■ **確認用本文**
ニュース
JavaScriptフレームワークで作成されたランサムウェア登場、SaaS型で身代金額や感染時のコメントなど攻撃者がカスタム可能
(2016/1/6 18:37)
すべてJavaScriptで書かれたランサムウェア「Ransom32」を確認したと、オーストリアのセキュリティ企業Emsisoftや、米SANS Internet Storm Ceneterなどがアナウンスした。
Ransom32は、JavaScriptで書かれたアプリケーションをデスクトップ環境で実行できるフレームワーク「NW.js」をベースとしたランサムウェア。現時点ではWindowsのみターゲットにしているが、NW.jsの特徴として、異なるプラットフォームでJavaScriptを実行できるため、LinuxやMac OSも脅威の対象になり得るとしている。また、NW.js自体は合法的なフレームワークであり、現時点では、各アンチウイルスソフトでの検知率も高くないという。
Ransom32は、攻撃者に対してSaaS型で提供されおり、Torネットワーク内に隠されたサーバーにアクセスし、利用者のBitcoinアドレスを入力することで、そのアドレスに対して身代金を送金するランサムウェアをダウンロードできる。また、管理画面もあり、マルウェアをインストールする際に表示する偽のメッセージや、要求するBitcoinの額などを変更可能。どの程度システムに感染し、どの程度の人が身代金を支払ったかも確認できる。身代金が支払われると、Ransom32側が25%の手数料を受け取る。
ダウンロードしたランサムウェアは、「chrome.exe」という名称で実行可能なファイルとしてパッケージ化されており、中にはNW.jsを利用したランサムウェアのアプリケーションとマルウェアを実行するためのフレームワークが含まれている。Ransom32に感染すると、「%AppData%\Chrome Browser」ディレクトリに自身をコピーし、「ChromeService」という名称のショートカットをスタートアップフォルダに生成する。その後Torネットワークに接続するためのクライアントを立ち上げ、Bitcoinアドレスと暗号化に使用する暗号鍵を取得するために、Torネットワーク上のポート番号85に隠されたC&Cサーバーに接続するという。

ページレイアウト解析データ
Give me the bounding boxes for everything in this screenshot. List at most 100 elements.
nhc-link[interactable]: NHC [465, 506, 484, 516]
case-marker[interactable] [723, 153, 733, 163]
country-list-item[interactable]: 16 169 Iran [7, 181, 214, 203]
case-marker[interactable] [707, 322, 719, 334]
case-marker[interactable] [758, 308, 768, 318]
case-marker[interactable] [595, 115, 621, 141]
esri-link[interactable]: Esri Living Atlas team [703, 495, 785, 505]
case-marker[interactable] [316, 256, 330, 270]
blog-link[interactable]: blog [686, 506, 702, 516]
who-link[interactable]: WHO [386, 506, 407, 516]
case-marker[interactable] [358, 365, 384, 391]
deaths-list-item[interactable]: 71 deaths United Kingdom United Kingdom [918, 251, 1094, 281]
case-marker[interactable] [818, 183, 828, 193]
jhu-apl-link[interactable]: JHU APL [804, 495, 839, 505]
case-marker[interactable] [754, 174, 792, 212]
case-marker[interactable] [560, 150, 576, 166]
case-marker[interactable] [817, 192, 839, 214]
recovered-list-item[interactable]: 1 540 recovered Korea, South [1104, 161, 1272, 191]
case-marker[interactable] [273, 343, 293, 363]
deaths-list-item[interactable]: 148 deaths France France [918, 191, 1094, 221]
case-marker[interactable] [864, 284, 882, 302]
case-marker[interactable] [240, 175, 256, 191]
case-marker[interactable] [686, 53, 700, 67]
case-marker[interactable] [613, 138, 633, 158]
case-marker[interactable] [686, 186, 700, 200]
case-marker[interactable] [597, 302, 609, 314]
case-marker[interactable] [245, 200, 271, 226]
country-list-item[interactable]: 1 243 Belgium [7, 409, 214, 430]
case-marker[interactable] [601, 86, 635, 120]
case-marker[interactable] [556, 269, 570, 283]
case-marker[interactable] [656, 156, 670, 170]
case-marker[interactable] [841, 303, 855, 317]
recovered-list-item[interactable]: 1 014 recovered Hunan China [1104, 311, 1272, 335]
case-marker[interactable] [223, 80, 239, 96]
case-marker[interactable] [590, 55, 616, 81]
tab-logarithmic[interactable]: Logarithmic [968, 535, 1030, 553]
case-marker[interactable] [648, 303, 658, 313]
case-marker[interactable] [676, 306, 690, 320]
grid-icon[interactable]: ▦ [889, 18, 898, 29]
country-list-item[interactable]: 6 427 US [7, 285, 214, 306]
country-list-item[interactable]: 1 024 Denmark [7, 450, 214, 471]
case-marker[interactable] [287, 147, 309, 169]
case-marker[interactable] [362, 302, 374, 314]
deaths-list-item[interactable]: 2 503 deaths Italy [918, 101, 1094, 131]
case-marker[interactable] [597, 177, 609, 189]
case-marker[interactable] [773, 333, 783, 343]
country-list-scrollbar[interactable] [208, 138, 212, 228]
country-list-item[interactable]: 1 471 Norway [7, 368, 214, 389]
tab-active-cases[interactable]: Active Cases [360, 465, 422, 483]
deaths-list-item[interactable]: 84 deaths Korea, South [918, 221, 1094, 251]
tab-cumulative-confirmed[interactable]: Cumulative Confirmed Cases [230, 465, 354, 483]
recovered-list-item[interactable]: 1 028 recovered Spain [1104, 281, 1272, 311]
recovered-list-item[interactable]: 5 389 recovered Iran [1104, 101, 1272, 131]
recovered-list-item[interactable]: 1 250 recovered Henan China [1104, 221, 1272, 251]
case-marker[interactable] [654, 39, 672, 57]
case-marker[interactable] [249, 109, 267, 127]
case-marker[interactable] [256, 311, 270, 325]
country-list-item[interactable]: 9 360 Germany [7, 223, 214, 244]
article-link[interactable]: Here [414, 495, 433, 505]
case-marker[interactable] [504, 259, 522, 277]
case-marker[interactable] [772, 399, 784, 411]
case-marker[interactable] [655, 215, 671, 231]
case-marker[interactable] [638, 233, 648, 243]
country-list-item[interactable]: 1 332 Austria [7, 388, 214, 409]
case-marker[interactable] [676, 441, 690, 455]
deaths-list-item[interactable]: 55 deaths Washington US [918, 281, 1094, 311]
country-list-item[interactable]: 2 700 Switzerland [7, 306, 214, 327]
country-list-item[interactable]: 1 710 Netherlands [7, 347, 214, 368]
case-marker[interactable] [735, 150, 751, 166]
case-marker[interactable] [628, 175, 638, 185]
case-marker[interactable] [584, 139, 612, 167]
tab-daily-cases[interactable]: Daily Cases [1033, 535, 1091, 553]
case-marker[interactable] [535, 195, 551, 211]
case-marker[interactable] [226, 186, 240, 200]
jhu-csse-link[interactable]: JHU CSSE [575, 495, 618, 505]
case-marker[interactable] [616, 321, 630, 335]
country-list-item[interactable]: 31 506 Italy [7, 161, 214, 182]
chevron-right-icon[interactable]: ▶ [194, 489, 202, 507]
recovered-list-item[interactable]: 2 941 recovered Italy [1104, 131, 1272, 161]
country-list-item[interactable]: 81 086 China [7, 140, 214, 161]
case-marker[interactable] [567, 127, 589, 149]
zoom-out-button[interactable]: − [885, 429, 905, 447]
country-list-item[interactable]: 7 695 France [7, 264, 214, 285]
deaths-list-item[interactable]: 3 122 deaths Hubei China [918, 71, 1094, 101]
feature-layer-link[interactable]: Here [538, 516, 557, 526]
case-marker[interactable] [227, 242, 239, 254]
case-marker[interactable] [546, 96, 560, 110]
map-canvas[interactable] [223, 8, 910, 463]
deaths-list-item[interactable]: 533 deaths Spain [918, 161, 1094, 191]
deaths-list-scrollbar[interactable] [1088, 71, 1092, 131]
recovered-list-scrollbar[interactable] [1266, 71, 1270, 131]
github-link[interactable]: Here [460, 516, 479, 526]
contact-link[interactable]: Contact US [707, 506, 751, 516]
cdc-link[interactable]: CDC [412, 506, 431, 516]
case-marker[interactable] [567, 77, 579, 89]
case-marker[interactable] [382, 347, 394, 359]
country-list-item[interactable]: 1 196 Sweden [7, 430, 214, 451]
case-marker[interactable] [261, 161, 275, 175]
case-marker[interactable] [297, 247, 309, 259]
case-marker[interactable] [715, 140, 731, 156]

■ **作業 A**
ランサムウェアの記事で「Ransom32は、攻撃者に対して」で始まる段落を、主な事実を残したまま箇条書きに書き直すこと。
■ **作業 B**
ランサムウェアの記事のうち、「Ransom32は、Java」から下へ「Cサーバーに接続するという。」までのすべてを、一字も変えずに書き写すこと。
本文だけを手がかりにすること。

■ **回答 A**
- Ransom32は攻撃者向けにSaaS型で提供される。
- Torネットワーク内に隠されたサーバーにアクセスし、自分のBitcoinアドレスを入力すると、そのアドレスへ身代金を送金させるランサムウェアをダウンロードできる。
- 管理画面があり、マルウェアのインストール時に表示する偽のメッセージや、要求するBitcoinの額などを変更できる。
- システムへの感染の程度や、身代金を支払った人の程度も確認できる。
- 身代金が支払われると、Ransom32側が25%の手数料を受け取る。

■ **回答 B**
Ransom32は、JavaScriptで書かれたアプリケーションをデスクトップ環境で実行できるフレームワーク「NW.js」をベースとしたランサムウェア。現時点ではWindowsのみターゲットにしているが、NW.jsの特徴として、異なるプラットフォームでJavaScriptを実行できるため、LinuxやMac OSも脅威の対象になり得るとしている。また、NW.js自体は合法的なフレームワークであり、現時点では、各アンチウイルスソフトでの検知率も高くないという。
Ransom32は、攻撃者に対してSaaS型で提供されおり、Torネットワーク内に隠されたサーバーにアクセスし、利用者のBitcoinアドレスを入力することで、そのアドレスに対して身代金を送金するランサムウェアをダウンロードできる。また、管理画面もあり、マルウェアをインストールする際に表示する偽のメッセージや、要求するBitcoinの額などを変更可能。どの程度システムに感染し、どの程度の人が身代金を支払ったかも確認できる。身代金が支払われると、Ransom32側が25%の手数料を受け取る。
ダウンロードしたランサムウェアは、「chrome.exe」という名称で実行可能なファイルとしてパッケージ化されており、中にはNW.jsを利用したランサムウェアのアプリケーションとマルウェアを実行するためのフレームワークが含まれている。Ransom32に感染すると、「%AppData%\Chrome Browser」ディレクトリに自身をコピーし、「ChromeService」という名称のショートカットをスタートアップフォルダに生成する。その後Torネットワークに接続するためのクライアントを立ち上げ、Bitcoinアドレスと暗号化に使用する暗号鍵を取得するために、Torネットワーク上のポート番号85に隠されたC&Cサーバーに接続するという。